Information shown:
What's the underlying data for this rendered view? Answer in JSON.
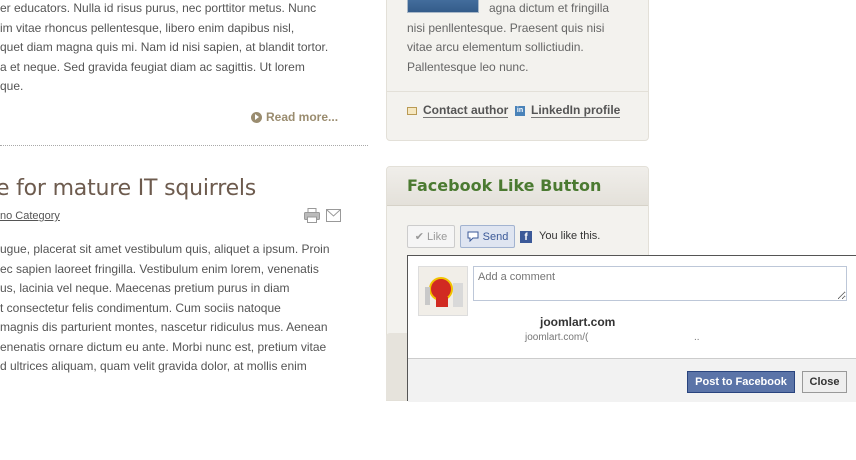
{
  "article": {
    "intro_lines": [
      "er educators. Nulla id risus purus, nec porttitor metus. Nunc",
      "im vitae rhoncus pellentesque, libero enim dapibus nisl,",
      "quet diam magna quis mi. Nam id nisi sapien, at blandit tortor.",
      "a et neque. Sed gravida feugiat diam ac sagittis. Ut lorem",
      "que."
    ],
    "read_more": "Read more...",
    "title": "e for mature IT squirrels",
    "category": "no Category",
    "body_lines": [
      "ugue, placerat sit amet vestibulum quis, aliquet a ipsum. Proin",
      "ec sapien laoreet fringilla. Vestibulum enim lorem, venenatis",
      "us, lacinia vel neque. Maecenas pretium purus in diam",
      "t consectetur felis condimentum. Cum sociis natoque",
      "magnis dis parturient montes, nascetur ridiculus mus. Aenean",
      "enenatis ornare dictum eu ante. Morbi nunc est, pretium vitae",
      "d ultrices aliquam, quam velit gravida dolor, at mollis enim"
    ]
  },
  "author": {
    "lines": [
      "agna dictum et fringilla",
      "nisi penllentesque. Praesent quis nisi",
      "vitae arcu elementum sollictiudin.",
      "Pallentesque leo nunc."
    ],
    "contact_label": "Contact author",
    "linkedin_label": "LinkedIn profile"
  },
  "fb_module": {
    "title": "Facebook Like Button",
    "like_label": "Like",
    "send_label": "Send",
    "you_like": "You like this."
  },
  "fb_popup": {
    "comment_placeholder": "Add a comment",
    "site_name": "joomlart.com",
    "site_url": "joomlart.com/(",
    "site_url_tail": "..",
    "post_label": "Post to Facebook",
    "close_label": "Close"
  },
  "colors": {
    "module_title": "#4b7a31",
    "article_title": "#6d5b4e",
    "facebook_blue": "#3b5998"
  }
}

The exercise: Copy every line of the listing that contains the word "dictum".

Problem solution:
      "enenatis ornare dictum eu ante. Morbi nunc est, pretium vitae",
      "agna dictum et fringilla",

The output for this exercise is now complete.